- _Problem requirements_
Find how many lines in the data below mention "title". Give the number only.

>>>>>

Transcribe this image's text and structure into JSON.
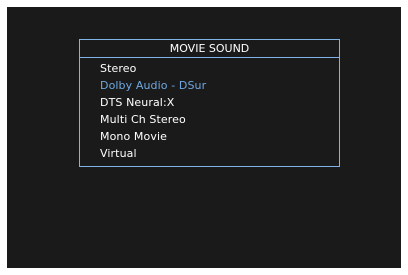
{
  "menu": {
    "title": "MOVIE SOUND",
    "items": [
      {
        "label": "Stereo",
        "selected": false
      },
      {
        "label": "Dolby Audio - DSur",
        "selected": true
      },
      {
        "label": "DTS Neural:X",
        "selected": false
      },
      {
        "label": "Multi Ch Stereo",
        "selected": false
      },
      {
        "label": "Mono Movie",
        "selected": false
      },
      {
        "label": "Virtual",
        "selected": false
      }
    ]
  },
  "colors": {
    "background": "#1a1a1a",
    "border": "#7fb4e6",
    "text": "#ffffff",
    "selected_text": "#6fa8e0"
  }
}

<<<<<
>>>>>

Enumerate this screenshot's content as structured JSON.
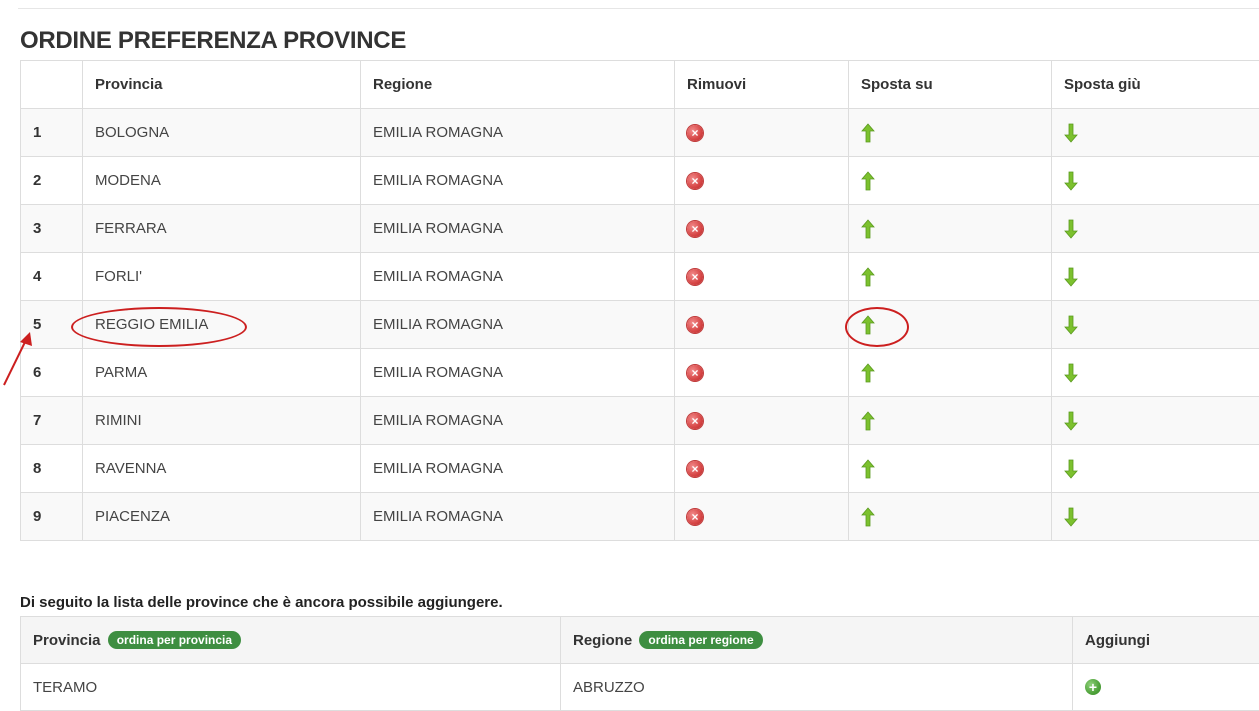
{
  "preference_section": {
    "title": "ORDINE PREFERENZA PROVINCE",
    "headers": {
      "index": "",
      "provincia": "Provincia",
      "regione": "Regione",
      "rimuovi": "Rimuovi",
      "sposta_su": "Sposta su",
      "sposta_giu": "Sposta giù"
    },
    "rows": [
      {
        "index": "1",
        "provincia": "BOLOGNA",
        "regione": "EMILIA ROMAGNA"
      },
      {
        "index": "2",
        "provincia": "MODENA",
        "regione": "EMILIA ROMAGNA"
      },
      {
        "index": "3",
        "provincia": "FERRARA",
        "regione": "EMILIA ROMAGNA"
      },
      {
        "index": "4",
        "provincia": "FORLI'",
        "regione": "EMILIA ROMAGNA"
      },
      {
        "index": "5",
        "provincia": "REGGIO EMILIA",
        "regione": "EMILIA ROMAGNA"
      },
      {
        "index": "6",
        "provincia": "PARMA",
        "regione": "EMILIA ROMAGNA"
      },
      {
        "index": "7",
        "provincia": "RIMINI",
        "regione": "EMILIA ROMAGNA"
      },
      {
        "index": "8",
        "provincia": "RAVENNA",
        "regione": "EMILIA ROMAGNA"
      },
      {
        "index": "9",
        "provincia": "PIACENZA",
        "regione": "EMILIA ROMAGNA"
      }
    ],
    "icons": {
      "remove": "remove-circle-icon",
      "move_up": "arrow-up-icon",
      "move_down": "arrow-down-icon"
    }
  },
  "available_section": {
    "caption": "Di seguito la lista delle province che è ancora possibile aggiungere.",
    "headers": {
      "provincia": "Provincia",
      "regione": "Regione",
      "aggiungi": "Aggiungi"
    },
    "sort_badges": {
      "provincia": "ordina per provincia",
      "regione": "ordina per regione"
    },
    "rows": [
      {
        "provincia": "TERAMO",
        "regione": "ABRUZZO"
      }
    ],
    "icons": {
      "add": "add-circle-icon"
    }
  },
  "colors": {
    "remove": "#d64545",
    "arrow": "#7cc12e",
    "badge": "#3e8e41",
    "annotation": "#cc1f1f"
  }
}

<<<<<

- _Final result_
2